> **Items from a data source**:
__________

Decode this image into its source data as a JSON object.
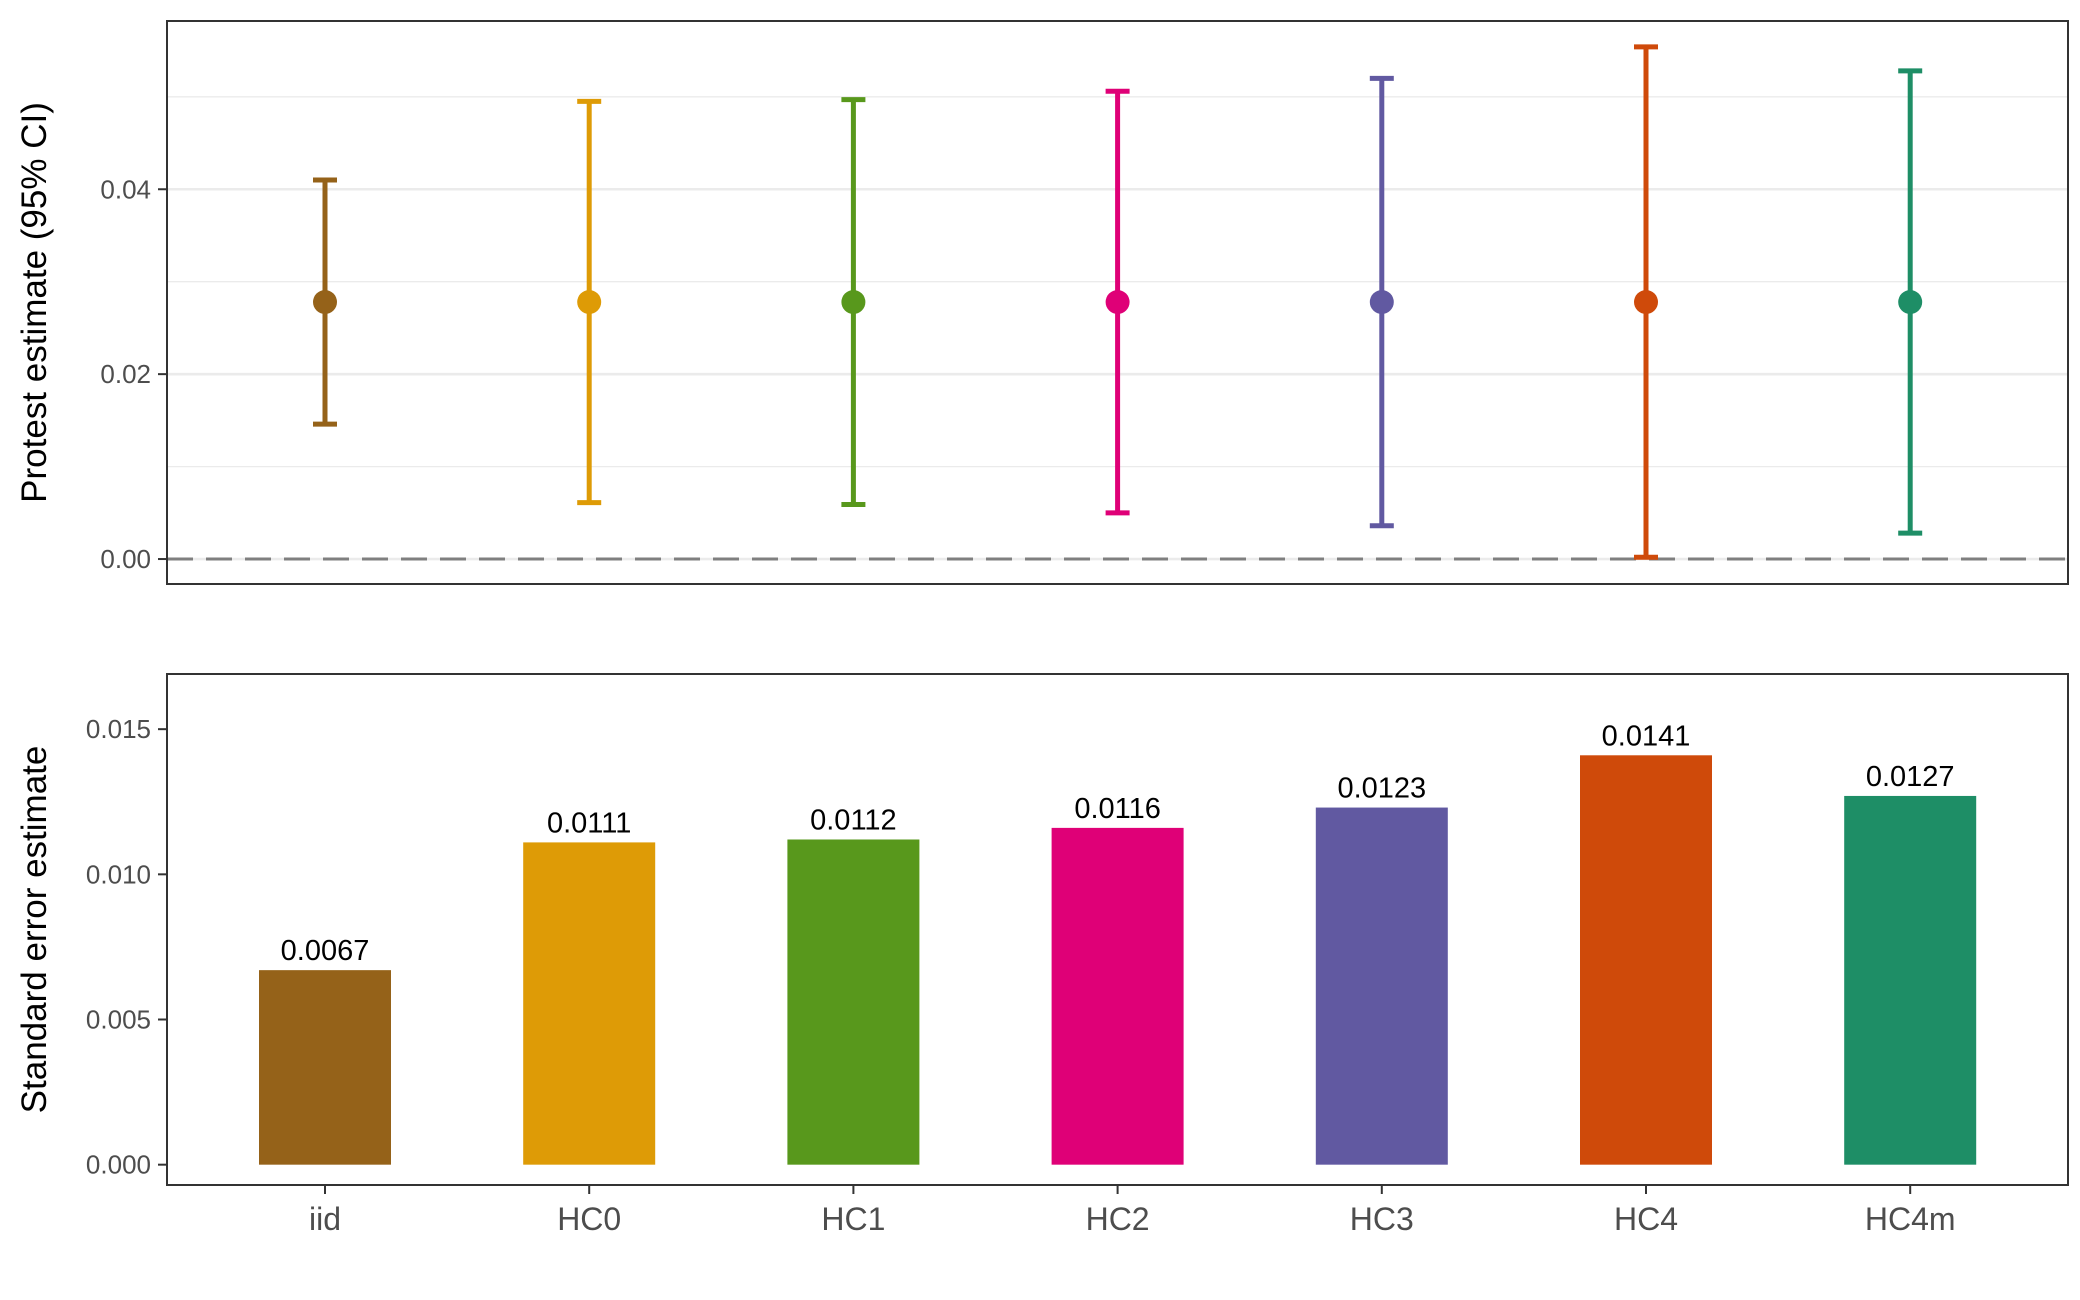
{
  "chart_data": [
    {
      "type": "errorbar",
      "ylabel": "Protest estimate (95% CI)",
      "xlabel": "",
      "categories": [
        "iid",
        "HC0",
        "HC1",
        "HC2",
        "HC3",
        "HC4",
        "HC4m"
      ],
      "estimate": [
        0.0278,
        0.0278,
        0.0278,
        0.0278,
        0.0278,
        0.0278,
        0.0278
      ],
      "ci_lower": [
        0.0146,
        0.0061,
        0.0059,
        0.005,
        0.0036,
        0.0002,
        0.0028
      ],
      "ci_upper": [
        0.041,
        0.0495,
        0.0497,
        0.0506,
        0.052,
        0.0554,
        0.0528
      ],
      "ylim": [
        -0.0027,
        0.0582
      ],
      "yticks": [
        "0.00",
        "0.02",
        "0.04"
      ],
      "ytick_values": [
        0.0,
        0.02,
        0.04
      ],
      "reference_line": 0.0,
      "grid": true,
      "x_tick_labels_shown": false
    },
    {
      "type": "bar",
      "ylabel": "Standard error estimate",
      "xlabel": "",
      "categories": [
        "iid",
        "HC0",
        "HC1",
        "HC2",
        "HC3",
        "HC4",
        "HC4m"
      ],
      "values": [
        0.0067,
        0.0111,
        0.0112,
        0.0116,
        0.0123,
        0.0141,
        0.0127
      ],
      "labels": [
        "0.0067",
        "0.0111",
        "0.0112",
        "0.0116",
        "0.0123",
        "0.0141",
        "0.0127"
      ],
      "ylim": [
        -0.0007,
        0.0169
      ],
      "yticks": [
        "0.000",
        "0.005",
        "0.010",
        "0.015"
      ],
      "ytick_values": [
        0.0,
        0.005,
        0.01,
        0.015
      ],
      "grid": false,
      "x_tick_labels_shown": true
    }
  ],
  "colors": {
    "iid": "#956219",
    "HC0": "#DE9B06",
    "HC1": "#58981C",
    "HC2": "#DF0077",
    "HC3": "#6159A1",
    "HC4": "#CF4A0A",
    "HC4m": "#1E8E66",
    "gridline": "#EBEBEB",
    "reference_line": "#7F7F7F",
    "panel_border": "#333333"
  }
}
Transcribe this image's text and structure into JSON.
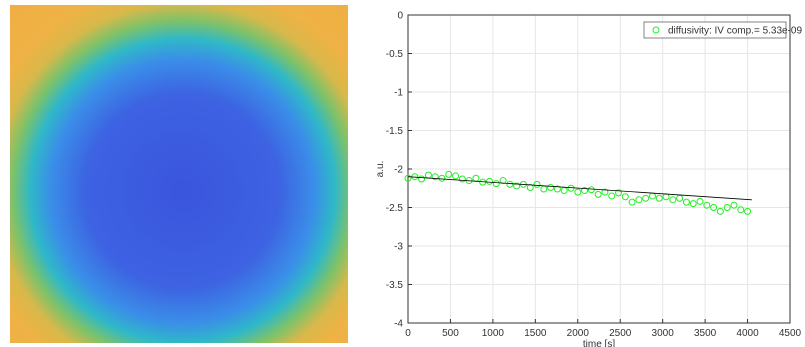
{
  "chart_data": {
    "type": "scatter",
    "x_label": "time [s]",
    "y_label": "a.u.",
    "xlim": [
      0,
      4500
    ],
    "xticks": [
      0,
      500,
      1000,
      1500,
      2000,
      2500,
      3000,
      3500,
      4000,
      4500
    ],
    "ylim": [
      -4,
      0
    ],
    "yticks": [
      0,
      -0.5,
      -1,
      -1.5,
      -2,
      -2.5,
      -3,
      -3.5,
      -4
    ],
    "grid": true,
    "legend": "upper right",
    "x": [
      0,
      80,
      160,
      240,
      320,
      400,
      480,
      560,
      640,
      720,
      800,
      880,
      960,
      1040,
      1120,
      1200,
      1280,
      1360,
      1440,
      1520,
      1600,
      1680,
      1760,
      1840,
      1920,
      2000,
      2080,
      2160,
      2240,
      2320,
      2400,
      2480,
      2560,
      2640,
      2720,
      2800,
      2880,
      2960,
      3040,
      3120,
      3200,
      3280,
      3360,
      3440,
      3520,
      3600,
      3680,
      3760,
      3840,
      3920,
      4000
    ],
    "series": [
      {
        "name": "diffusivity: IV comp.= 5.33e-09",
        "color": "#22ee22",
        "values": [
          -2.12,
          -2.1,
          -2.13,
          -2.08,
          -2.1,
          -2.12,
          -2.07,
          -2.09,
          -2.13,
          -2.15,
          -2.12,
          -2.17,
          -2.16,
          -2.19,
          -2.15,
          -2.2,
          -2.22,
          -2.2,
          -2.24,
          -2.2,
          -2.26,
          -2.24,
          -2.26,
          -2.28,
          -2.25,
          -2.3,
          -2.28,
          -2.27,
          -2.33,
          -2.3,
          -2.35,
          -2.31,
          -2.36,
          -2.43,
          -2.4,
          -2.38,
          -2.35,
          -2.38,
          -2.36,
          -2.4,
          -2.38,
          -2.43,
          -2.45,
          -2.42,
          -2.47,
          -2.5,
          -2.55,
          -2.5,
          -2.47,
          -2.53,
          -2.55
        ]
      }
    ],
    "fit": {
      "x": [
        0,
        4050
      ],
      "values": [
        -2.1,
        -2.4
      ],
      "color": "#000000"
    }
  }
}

__________

> **WORK REQUIRED**:
Pull out all lines from the listing that contain the string "this".

> **OUTPUT BELOW**:
Decode this image into its source data as a JSON object.
Transcribe this image's text and structure into JSON.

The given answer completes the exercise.